Exactly repeat the material, dropping only the pictures.

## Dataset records
* START *
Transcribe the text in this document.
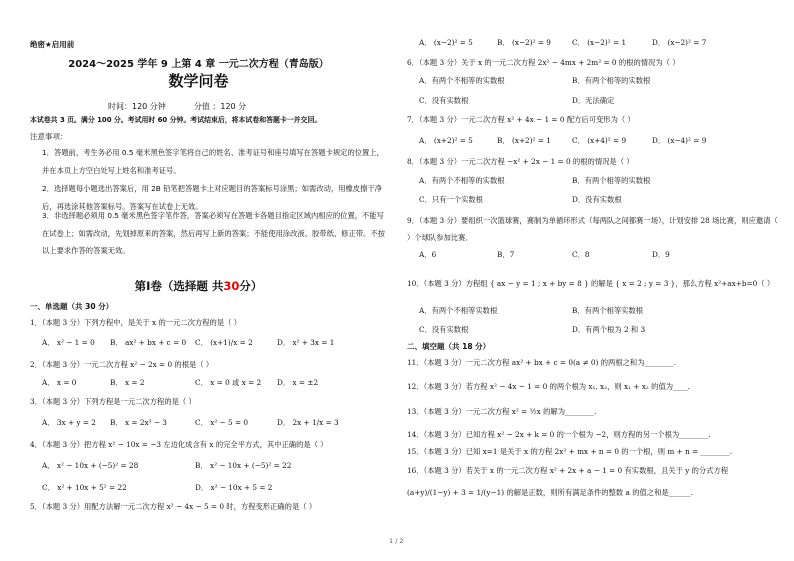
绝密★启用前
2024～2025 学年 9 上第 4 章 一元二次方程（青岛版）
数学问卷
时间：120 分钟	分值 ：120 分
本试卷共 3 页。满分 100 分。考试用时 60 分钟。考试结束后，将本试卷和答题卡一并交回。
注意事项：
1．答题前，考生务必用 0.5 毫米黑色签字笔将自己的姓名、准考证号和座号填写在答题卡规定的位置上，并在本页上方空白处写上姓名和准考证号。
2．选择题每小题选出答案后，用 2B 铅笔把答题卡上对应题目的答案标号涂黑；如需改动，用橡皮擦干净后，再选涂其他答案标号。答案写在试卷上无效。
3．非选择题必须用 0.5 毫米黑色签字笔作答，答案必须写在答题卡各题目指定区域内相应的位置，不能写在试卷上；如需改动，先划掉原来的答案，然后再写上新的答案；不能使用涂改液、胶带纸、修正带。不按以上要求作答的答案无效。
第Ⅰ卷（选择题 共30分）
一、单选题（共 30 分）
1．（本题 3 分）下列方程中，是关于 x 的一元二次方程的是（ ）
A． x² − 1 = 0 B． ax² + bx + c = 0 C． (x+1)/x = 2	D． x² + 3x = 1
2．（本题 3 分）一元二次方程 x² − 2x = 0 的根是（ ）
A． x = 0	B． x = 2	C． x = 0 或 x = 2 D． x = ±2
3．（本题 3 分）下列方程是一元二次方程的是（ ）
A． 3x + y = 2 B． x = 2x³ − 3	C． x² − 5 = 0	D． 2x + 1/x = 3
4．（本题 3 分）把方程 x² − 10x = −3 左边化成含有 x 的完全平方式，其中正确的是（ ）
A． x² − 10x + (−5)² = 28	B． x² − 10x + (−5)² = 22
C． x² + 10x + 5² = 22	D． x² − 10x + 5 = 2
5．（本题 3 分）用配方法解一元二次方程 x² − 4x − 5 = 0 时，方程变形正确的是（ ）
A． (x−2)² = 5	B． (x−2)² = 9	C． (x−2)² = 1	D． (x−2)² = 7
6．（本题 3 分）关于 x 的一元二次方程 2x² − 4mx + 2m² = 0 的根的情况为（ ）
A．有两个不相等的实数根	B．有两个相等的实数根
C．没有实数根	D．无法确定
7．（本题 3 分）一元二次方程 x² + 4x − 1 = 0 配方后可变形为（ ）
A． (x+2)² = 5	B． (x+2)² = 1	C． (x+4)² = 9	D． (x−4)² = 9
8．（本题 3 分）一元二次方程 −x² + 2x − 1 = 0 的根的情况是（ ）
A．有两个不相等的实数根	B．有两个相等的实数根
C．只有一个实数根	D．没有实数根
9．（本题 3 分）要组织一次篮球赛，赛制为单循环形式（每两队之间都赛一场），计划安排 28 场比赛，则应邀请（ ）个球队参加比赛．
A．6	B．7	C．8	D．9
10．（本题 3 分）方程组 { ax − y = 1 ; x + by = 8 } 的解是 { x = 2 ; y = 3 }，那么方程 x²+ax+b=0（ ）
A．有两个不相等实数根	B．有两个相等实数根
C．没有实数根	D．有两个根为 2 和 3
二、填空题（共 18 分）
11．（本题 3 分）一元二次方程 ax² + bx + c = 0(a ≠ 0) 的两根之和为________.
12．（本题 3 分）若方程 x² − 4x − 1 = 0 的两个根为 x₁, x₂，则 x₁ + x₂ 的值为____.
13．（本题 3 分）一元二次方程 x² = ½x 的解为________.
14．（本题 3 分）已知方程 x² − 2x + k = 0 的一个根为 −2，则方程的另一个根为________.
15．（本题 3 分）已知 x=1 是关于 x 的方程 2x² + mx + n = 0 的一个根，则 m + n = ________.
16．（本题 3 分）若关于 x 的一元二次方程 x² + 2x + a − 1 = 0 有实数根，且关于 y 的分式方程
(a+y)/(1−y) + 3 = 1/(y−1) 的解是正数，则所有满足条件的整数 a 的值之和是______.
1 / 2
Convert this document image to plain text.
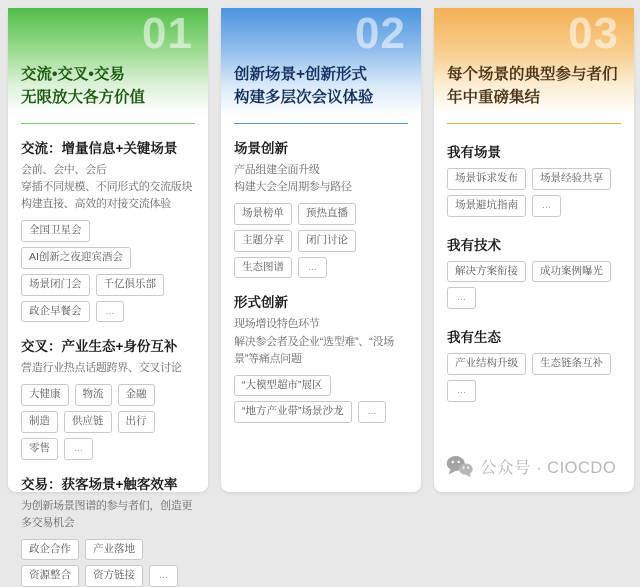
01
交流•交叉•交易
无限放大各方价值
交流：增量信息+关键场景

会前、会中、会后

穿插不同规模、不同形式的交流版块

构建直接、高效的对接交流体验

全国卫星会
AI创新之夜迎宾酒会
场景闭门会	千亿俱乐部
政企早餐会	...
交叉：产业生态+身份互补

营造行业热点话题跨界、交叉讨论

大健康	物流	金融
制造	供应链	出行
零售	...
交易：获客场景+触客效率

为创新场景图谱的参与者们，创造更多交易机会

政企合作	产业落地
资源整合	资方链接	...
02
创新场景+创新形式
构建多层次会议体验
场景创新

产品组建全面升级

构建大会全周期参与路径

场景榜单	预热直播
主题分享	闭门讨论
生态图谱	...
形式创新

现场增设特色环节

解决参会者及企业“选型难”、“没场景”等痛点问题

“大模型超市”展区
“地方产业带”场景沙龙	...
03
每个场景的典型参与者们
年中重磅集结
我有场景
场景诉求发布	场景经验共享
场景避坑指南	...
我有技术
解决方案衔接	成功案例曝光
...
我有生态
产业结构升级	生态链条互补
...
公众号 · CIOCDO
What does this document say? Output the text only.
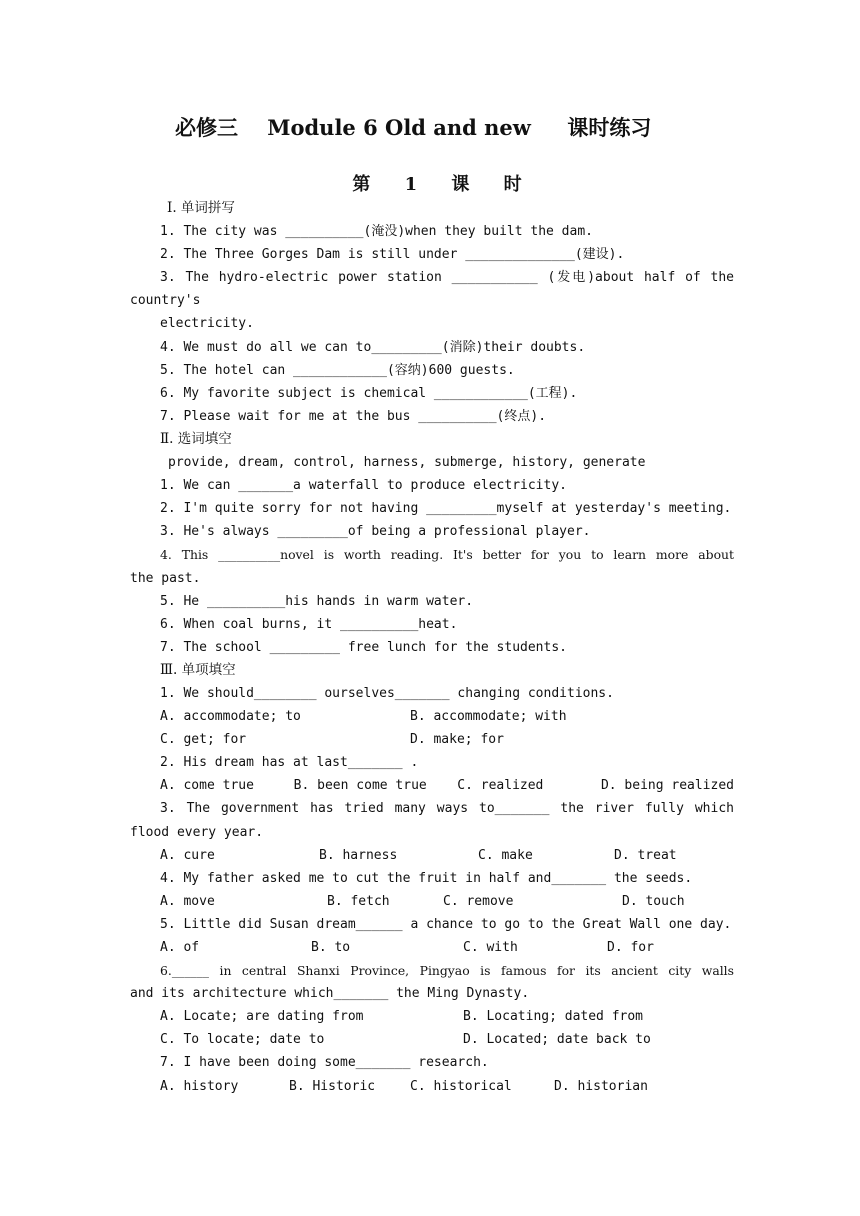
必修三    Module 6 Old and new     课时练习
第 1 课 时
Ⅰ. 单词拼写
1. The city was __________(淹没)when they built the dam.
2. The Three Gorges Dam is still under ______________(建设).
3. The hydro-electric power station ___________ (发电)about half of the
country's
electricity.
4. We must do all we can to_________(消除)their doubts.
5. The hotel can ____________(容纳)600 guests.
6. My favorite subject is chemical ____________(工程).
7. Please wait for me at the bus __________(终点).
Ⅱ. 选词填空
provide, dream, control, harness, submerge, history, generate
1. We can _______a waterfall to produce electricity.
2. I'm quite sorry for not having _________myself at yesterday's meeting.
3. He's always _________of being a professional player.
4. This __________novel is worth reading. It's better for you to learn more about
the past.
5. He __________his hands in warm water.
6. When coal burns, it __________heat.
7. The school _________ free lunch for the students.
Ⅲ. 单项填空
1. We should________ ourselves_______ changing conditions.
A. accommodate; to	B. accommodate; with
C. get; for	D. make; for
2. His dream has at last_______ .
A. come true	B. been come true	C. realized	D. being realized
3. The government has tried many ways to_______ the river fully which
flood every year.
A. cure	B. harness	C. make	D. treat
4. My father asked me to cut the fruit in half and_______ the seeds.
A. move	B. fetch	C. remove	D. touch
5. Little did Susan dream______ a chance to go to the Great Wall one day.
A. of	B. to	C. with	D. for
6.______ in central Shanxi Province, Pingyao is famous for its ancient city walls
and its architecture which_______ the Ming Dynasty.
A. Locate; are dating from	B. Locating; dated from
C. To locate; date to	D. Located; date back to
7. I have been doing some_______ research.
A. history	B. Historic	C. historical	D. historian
* END *
## THE SOLUTION
Transcribe the text in this document.
绝密★启用前
2024～2025 学年 9 上第 4 章 一元二次方程（青岛版）
数学问卷
时间：120 分钟	分值 ：120 分
本试卷共 3 页。满分 100 分。考试用时 60 分钟。考试结束后，将本试卷和答题卡一并交回。
注意事项：
1．答题前，考生务必用 0.5 毫米黑色签字笔将自己的姓名、准考证号和座号填写在答题卡规定的位置上，并在本页上方空白处写上姓名和准考证号。
2．选择题每小题选出答案后，用 2B 铅笔把答题卡上对应题目的答案标号涂黑；如需改动，用橡皮擦干净后，再选涂其他答案标号。答案写在试卷上无效。
3．非选择题必须用 0.5 毫米黑色签字笔作答，答案必须写在答题卡各题目指定区域内相应的位置，不能写在试卷上；如需改动，先划掉原来的答案，然后再写上新的答案；不能使用涂改液、胶带纸、修正带。不按以上要求作答的答案无效。
第Ⅰ卷（选择题 共30分）
一、单选题（共 30 分）
1．（本题 3 分）下列方程中，是关于 x 的一元二次方程的是（ ）
A． x² − 1 = 0 B． ax² + bx + c = 0 C． (x+1)/x = 2	D． x² + 3x = 1
2．（本题 3 分）一元二次方程 x² − 2x = 0 的根是（ ）
A． x = 0	B． x = 2	C． x = 0 或 x = 2 D． x = ±2
3．（本题 3 分）下列方程是一元二次方程的是（ ）
A． 3x + y = 2 B． x = 2x³ − 3	C． x² − 5 = 0	D． 2x + 1/x = 3
4．（本题 3 分）把方程 x² − 10x = −3 左边化成含有 x 的完全平方式，其中正确的是（ ）
A． x² − 10x + (−5)² = 28	B． x² − 10x + (−5)² = 22
C． x² + 10x + 5² = 22	D． x² − 10x + 5 = 2
5．（本题 3 分）用配方法解一元二次方程 x² − 4x − 5 = 0 时，方程变形正确的是（ ）
A． (x−2)² = 5	B． (x−2)² = 9	C． (x−2)² = 1	D． (x−2)² = 7
6．（本题 3 分）关于 x 的一元二次方程 2x² − 4mx + 2m² = 0 的根的情况为（ ）
A．有两个不相等的实数根	B．有两个相等的实数根
C．没有实数根	D．无法确定
7．（本题 3 分）一元二次方程 x² + 4x − 1 = 0 配方后可变形为（ ）
A． (x+2)² = 5	B． (x+2)² = 1	C． (x+4)² = 9	D． (x−4)² = 9
8．（本题 3 分）一元二次方程 −x² + 2x − 1 = 0 的根的情况是（ ）
A．有两个不相等的实数根	B．有两个相等的实数根
C．只有一个实数根	D．没有实数根
9．（本题 3 分）要组织一次篮球赛，赛制为单循环形式（每两队之间都赛一场），计划安排 28 场比赛，则应邀请（ ）个球队参加比赛．
A．6	B．7	C．8	D．9
10．（本题 3 分）方程组 { ax − y = 1 ; x + by = 8 } 的解是 { x = 2 ; y = 3 }，那么方程 x²+ax+b=0（ ）
A．有两个不相等实数根	B．有两个相等实数根
C．没有实数根	D．有两个根为 2 和 3
二、填空题（共 18 分）
11．（本题 3 分）一元二次方程 ax² + bx + c = 0(a ≠ 0) 的两根之和为________.
12．（本题 3 分）若方程 x² − 4x − 1 = 0 的两个根为 x₁, x₂，则 x₁ + x₂ 的值为____.
13．（本题 3 分）一元二次方程 x² = ½x 的解为________.
14．（本题 3 分）已知方程 x² − 2x + k = 0 的一个根为 −2，则方程的另一个根为________.
15．（本题 3 分）已知 x=1 是关于 x 的方程 2x² + mx + n = 0 的一个根，则 m + n = ________.
16．（本题 3 分）若关于 x 的一元二次方程 x² + 2x + a − 1 = 0 有实数根，且关于 y 的分式方程
(a+y)/(1−y) + 3 = 1/(y−1) 的解是正数，则所有满足条件的整数 a 的值之和是______.
1 / 2
Convert this document image to plain text.
01
交流•交叉•交易
无限放大各方价值
交流：增量信息+关键场景

会前、会中、会后

穿插不同规模、不同形式的交流版块

构建直接、高效的对接交流体验

全国卫星会
AI创新之夜迎宾酒会
场景闭门会	千亿俱乐部
政企早餐会	...
交叉：产业生态+身份互补

营造行业热点话题跨界、交叉讨论

大健康	物流	金融
制造	供应链	出行
零售	...
交易：获客场景+触客效率

为创新场景图谱的参与者们，创造更多交易机会

政企合作	产业落地
资源整合	资方链接	...
02
创新场景+创新形式
构建多层次会议体验
场景创新

产品组建全面升级

构建大会全周期参与路径

场景榜单	预热直播
主题分享	闭门讨论
生态图谱	...
形式创新

现场增设特色环节

解决参会者及企业“选型难”、“没场景”等痛点问题

“大模型超市”展区
“地方产业带”场景沙龙	...
03
每个场景的典型参与者们
年中重磅集结
我有场景
场景诉求发布	场景经验共享
场景避坑指南	...
我有技术
解决方案衔接	成功案例曝光
...
我有生态
产业结构升级	生态链条互补
...
公众号 · CIOCDO
What does this document say? Output the text only.
必修三    Module 6 Old and new     课时练习
第 1 课 时
Ⅰ. 单词拼写
1. The city was __________(淹没)when they built the dam.
2. The Three Gorges Dam is still under ______________(建设).
3. The hydro-electric power station ___________ (发电)about half of the
country's
electricity.
4. We must do all we can to_________(消除)their doubts.
5. The hotel can ____________(容纳)600 guests.
6. My favorite subject is chemical ____________(工程).
7. Please wait for me at the bus __________(终点).
Ⅱ. 选词填空
provide, dream, control, harness, submerge, history, generate
1. We can _______a waterfall to produce electricity.
2. I'm quite sorry for not having _________myself at yesterday's meeting.
3. He's always _________of being a professional player.
4. This __________novel is worth reading. It's better for you to learn more about
the past.
5. He __________his hands in warm water.
6. When coal burns, it __________heat.
7. The school _________ free lunch for the students.
Ⅲ. 单项填空
1. We should________ ourselves_______ changing conditions.
A. accommodate; to	B. accommodate; with
C. get; for	D. make; for
2. His dream has at last_______ .
A. come true	B. been come true	C. realized	D. being realized
3. The government has tried many ways to_______ the river fully which
flood every year.
A. cure	B. harness	C. make	D. treat
4. My father asked me to cut the fruit in half and_______ the seeds.
A. move	B. fetch	C. remove	D. touch
5. Little did Susan dream______ a chance to go to the Great Wall one day.
A. of	B. to	C. with	D. for
6.______ in central Shanxi Province, Pingyao is famous for its ancient city walls
and its architecture which_______ the Ming Dynasty.
A. Locate; are dating from	B. Locating; dated from
C. To locate; date to	D. Located; date back to
7. I have been doing some_______ research.
A. history	B. Historic	C. historical	D. historian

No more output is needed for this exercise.